### Data lines:
......

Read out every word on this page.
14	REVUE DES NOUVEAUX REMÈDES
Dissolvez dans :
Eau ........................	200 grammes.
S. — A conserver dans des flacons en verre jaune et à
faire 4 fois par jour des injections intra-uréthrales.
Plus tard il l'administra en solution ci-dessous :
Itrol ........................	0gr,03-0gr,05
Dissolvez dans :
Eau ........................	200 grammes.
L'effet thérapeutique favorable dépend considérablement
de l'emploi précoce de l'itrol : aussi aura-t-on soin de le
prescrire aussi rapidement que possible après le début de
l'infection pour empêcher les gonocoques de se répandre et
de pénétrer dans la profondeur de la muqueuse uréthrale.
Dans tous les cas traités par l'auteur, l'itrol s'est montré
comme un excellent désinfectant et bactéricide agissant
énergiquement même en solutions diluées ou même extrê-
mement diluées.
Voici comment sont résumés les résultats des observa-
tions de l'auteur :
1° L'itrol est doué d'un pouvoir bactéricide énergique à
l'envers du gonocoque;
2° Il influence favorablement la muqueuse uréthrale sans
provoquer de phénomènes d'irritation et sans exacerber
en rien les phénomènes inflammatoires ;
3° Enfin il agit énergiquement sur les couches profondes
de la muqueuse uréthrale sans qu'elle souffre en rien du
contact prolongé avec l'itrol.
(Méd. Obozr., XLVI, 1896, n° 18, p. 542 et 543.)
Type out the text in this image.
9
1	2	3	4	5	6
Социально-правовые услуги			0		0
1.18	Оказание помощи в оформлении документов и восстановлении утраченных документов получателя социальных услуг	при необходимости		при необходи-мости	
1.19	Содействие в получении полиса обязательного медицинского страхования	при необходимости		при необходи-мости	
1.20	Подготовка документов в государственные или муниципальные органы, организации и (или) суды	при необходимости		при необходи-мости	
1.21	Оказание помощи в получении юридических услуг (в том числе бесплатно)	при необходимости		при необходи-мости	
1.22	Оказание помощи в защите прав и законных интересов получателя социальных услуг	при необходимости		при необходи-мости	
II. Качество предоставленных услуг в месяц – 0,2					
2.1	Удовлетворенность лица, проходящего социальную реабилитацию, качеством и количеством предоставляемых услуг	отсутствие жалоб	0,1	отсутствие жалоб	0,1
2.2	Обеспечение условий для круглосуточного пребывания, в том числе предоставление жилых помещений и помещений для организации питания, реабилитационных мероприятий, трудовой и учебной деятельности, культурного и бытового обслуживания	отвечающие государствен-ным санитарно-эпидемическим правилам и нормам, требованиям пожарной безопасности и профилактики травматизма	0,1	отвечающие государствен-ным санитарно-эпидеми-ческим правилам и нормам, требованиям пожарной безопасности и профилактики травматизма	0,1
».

......

### Short task:
Starting with the line that contains "Type out the text in this image.", repeat each line through the last one exactly as it appears. Include both ends and nothing more.

### Full answer:
Type out the text in this image.
9
1	2	3	4	5	6
Социально-правовые услуги			0		0
1.18	Оказание помощи в оформлении документов и восстановлении утраченных документов получателя социальных услуг	при необходимости		при необходи-мости	
1.19	Содействие в получении полиса обязательного медицинского страхования	при необходимости		при необходи-мости	
1.20	Подготовка документов в государственные или муниципальные органы, организации и (или) суды	при необходимости		при необходи-мости	
1.21	Оказание помощи в получении юридических услуг (в том числе бесплатно)	при необходимости		при необходи-мости	
1.22	Оказание помощи в защите прав и законных интересов получателя социальных услуг	при необходимости		при необходи-мости	
II. Качество предоставленных услуг в месяц – 0,2					
2.1	Удовлетворенность лица, проходящего социальную реабилитацию, качеством и количеством предоставляемых услуг	отсутствие жалоб	0,1	отсутствие жалоб	0,1
2.2	Обеспечение условий для круглосуточного пребывания, в том числе предоставление жилых помещений и помещений для организации питания, реабилитационных мероприятий, трудовой и учебной деятельности, культурного и бытового обслуживания	отвечающие государствен-ным санитарно-эпидемическим правилам и нормам, требованиям пожарной безопасности и профилактики травматизма	0,1	отвечающие государствен-ным санитарно-эпидеми-ческим правилам и нормам, требованиям пожарной безопасности и профилактики травматизма	0,1
».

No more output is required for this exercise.